#### 抜粋本文
◆ ◆ ◆ ◆ ◆ ◆ ◆

週刊女性PRIME / 2024年3月3日 18時0分

『光る君へ』独創的な物語ながら、「あるある」シーンが目につく

 テレビドラマを見ていると、「この展開、前にも見たことがある」と気づくことがある。それが“ドラマあるある”。例えば恋愛ドラマにおいて、『運命の相手とは、幼いころすでに出会っていた』という設定は、おなじみのパターン。今期の大河ドラマ『光る君へ』でも、やがて運命の人になるだろうと予想される紫式部と藤原道長が、幼少期に出会っていたというあるあるが、しっかりと盛り込まれていた。

毎度おなじみ「ドラマあるある」

「ドラマを見ていて『またこれか!』という展開は、正直、山ほどあります」と言うのは、漫画家であり、毎クールほぼすべてのドラマをチェックする“ウォッチャー”でもある、かなつ久美さん。まっさきに思い浮かんだのが『部屋の水漏れ』だという。

「主人公の部屋が突然水漏れして、帰れなくなるという展開は、大昔から続く伝統的な“あるある”です。水漏れのほか、何かが故障する、ボヤ騒ぎが起きる、泥棒に入られるなど、いくつかのパターンがあります」(かなつさん)

 しかし、どのパターンを通っても、その後に続く展開は「ほぼ同じ」だとか。

「帰る場所をなくした登場人物に、気になる相手が『今日ウチに泊まる?』と言うまでがセット。昔の少女漫画でよく使われていた手法が、今の恋愛ドラマでも飽きずに使われています。今クールのドラマにもあって辟易しました」(かなつさん)

 美しいヒロインが病気で寝込むのも、恋愛ドラマでよく見る展開。かなつさんはそのときのヒロインの顔に注目。

「具合が悪いのに、唇がグロスの塗りすぎでツヤツヤな場面をよく見かけます。事務所的に俳優のビジュアルを崩したくないという事情があるのでしょうけど、とても病人には見えません」(かなつさん)

 また、美人俳優がモテない役を演じるのも「いいかげん、見飽きました」とのこと。

「美しい人があえてモテない役を演じるのが面白いという手法なのでしょうけど、不自然すぎて入り込めません。『この顔でモテないのはおかしい』が、先にきてしまいます」(かなつさん)

 そんな恋愛ドラマの主人公たちには、必ずといっていいほど『思い出の場所』が存在する。

「海が見える高台とか、幼なじみと遊んだ公園とか、なぜか『思い出の場所』が必ずあるんですよね。ヒロインは悩むと、だいたいそこへ行きます。どんなにわかりにくい場所でも、ちゃんとイケメンが見つけに来てくれます。そんな都合のいいことあるかなと思ってしまいます」(かなつさん)

 都合がいい“あるある”といえば、“立ち聞き”もそのひとつ。近くを歩いていたら、たまたま部屋の中で重要な話をしているのが聞こえてしまった……という、あるあるシーンについて、かなつさんは以前から疑問を抱いているという。

◆ ◆ ◆ ◆ ◆ ◆ ◆

#### データ抜粋
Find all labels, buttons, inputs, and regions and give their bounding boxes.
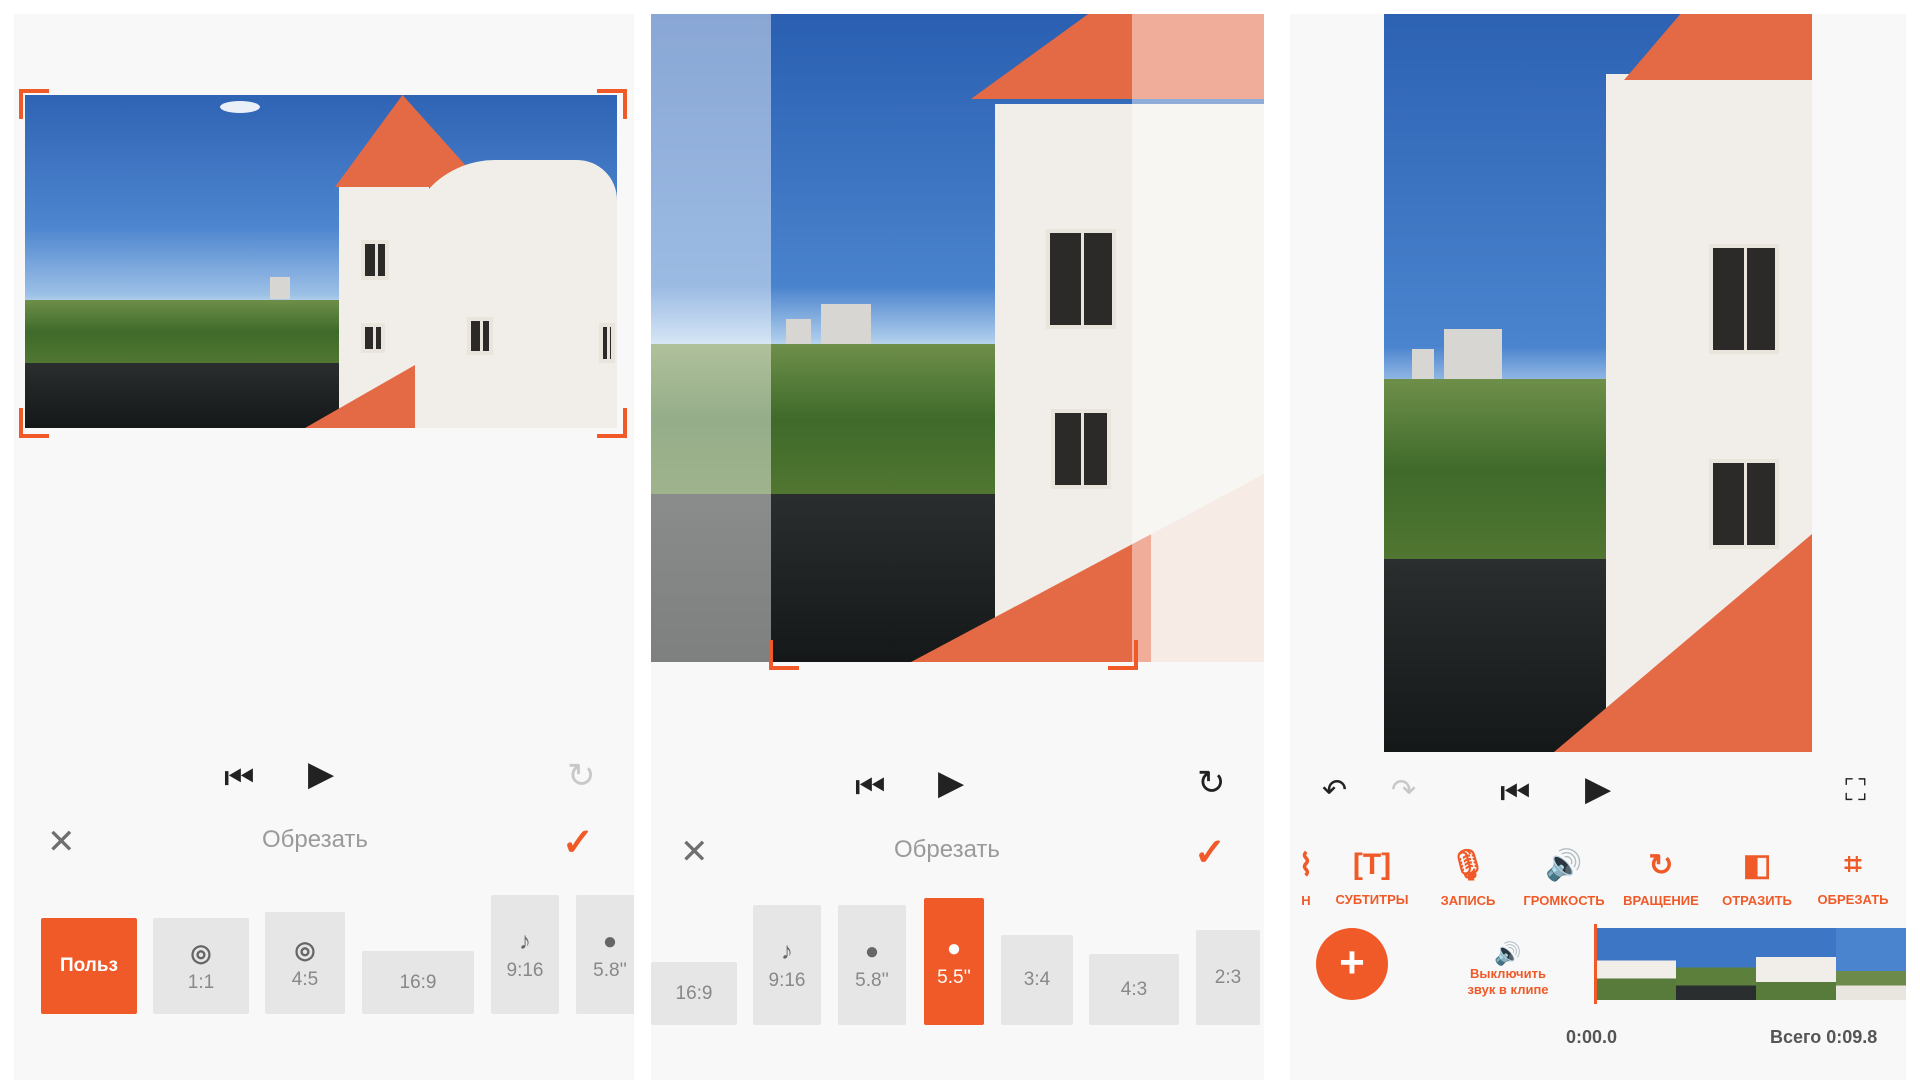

◆ ◆ ◆ ◆ ◆ ◆ ◆

#### 依頼内容
「ドラマあるある」を扱った記事の続きを、最後の文の直後から書いてください。

#### 出力結果
「立ち聞きなのに、話の内容が鮮明に聞こえすぎ。数メートル以上離れていて、さらには周りの喧騒もある中で、重要な会話がすんなり聞き取れるなんて、すごい地獄耳ですよね」(かなつさん)

 立ち聞きによって重要な事実を知った人物は、ひとり秘密を抱えて思い悩む。そのあとの展開にもあるあるが。

「誰かに打ち明けようとした結果、『ううん、やっぱり何でもない』と明るくごまかす。あるいは、話そうとしたら、何かしらの邪魔が入る。だいたいこの2パターンです」(かなつさん)

 なお、今回一般読者から募ったアンケートではこんなあるあるが寄せられた。「主要人物がみんな近所に住んでいる」(東京都・36歳・男性)、「20代の一般職なのに、一人暮らしの部屋が広すぎる」(山梨県・29歳・女性)

「一人暮らしの部屋が豪華なのはトレンディードラマの時代から続くあるあるですね。見栄えを良くするためなのはわかりますが、現実離れしすぎでは?」(かなつさん)

 片や、現実世界のコンプライアンスに合わせて過剰な暴力シーンはほとんど見られなくなった。しかしビンタだけはセーフなのか、いまだに見かけることがある。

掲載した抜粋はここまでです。